:: EXERCISE INPUTS ::

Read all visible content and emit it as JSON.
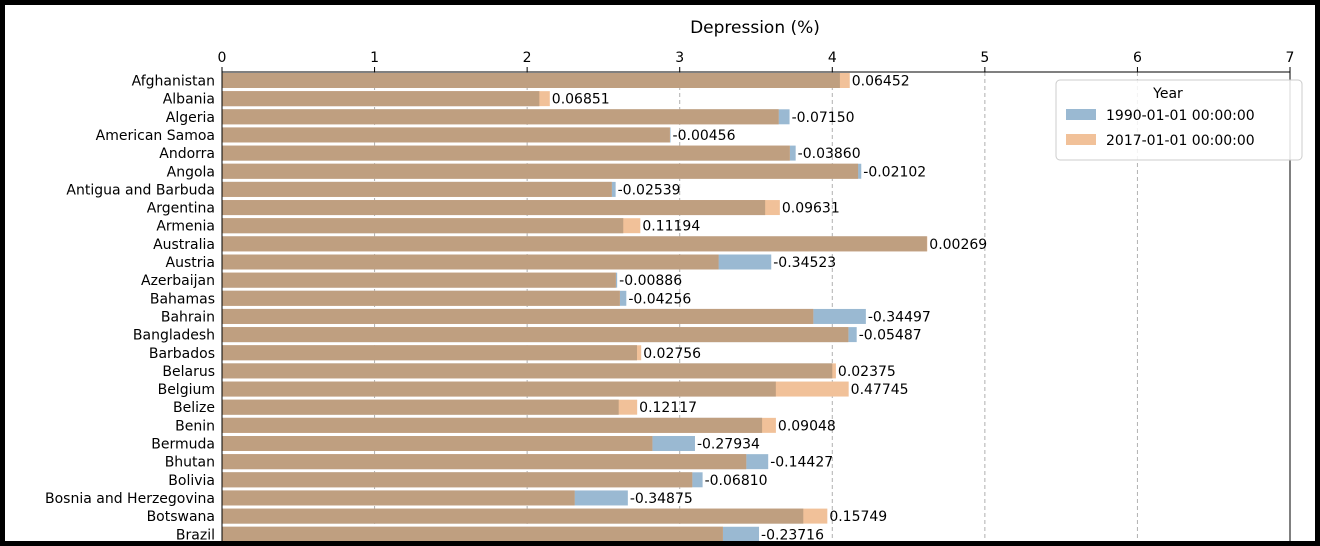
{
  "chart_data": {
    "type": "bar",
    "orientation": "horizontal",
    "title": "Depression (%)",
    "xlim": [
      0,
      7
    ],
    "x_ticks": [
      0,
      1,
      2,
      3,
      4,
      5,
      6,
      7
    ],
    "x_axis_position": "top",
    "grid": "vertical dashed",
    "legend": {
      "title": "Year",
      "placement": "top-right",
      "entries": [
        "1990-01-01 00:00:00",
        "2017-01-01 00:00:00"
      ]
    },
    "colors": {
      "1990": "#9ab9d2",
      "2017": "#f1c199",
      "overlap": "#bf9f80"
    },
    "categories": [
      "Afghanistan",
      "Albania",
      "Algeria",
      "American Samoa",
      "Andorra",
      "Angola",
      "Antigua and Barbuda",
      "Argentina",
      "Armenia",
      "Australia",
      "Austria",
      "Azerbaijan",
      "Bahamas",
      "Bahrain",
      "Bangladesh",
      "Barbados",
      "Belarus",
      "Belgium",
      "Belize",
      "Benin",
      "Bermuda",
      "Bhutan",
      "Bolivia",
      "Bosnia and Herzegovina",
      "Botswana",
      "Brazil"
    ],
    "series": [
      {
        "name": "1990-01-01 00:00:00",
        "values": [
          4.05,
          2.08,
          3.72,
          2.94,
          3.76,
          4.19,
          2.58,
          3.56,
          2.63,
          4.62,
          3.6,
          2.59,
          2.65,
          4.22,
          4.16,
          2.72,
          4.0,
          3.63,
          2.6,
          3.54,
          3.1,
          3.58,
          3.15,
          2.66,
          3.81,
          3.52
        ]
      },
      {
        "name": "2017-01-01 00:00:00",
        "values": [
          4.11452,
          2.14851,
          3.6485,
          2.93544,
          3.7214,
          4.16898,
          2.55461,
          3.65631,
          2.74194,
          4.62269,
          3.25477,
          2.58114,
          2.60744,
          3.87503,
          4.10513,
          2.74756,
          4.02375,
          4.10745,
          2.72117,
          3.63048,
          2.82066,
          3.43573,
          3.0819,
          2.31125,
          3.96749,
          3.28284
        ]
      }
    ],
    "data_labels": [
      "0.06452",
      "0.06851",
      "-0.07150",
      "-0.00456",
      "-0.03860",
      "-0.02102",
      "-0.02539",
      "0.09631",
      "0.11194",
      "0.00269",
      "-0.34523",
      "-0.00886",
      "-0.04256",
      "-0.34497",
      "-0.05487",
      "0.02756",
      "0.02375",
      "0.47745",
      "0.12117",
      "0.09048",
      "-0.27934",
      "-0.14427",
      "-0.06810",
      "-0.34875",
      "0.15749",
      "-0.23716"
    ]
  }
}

:::
:: EXERCISE INPUTS ::

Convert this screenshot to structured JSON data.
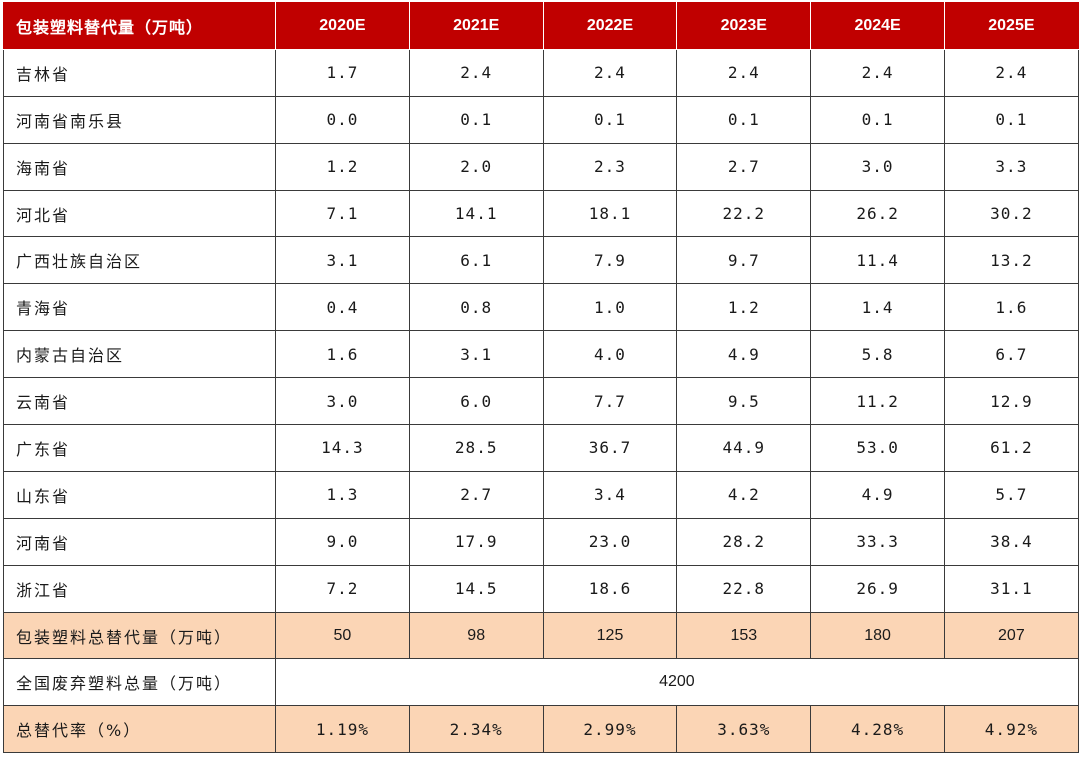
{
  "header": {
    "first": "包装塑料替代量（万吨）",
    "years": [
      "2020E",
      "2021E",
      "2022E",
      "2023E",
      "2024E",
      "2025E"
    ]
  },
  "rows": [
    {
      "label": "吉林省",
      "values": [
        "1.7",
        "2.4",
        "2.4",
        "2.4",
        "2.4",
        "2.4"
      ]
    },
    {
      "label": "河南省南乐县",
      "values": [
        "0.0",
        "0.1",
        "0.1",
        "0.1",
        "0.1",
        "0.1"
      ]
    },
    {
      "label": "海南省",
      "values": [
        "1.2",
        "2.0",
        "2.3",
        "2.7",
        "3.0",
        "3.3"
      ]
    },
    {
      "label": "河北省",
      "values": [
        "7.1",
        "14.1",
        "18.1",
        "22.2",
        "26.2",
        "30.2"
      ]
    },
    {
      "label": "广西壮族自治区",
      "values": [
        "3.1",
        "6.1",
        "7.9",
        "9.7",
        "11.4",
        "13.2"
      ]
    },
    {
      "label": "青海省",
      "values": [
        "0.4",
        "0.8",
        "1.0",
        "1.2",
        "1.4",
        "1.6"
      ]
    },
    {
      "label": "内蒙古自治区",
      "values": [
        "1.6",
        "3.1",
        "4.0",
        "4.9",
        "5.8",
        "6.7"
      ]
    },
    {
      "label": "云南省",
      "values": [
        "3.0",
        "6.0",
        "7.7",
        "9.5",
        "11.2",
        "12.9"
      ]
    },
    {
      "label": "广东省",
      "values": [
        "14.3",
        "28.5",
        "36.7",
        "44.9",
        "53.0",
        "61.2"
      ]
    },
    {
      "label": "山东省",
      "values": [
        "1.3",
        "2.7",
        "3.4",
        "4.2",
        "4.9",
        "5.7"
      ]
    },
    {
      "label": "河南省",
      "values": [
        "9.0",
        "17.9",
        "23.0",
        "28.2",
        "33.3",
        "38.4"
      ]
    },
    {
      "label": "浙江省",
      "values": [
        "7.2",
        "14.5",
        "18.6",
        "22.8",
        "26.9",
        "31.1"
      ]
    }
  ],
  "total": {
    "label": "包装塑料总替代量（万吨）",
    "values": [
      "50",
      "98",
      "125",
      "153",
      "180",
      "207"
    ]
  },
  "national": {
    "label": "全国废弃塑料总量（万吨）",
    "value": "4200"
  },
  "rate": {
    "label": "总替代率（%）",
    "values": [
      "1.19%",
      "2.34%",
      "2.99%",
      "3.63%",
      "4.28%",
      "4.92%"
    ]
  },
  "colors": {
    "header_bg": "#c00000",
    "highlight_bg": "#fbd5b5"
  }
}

:::

## YOUR GOAL:
Lines of the listing that contain the word "JSON" are to be counted; report only their number.

## SOLUTION TO THIS TASK:
2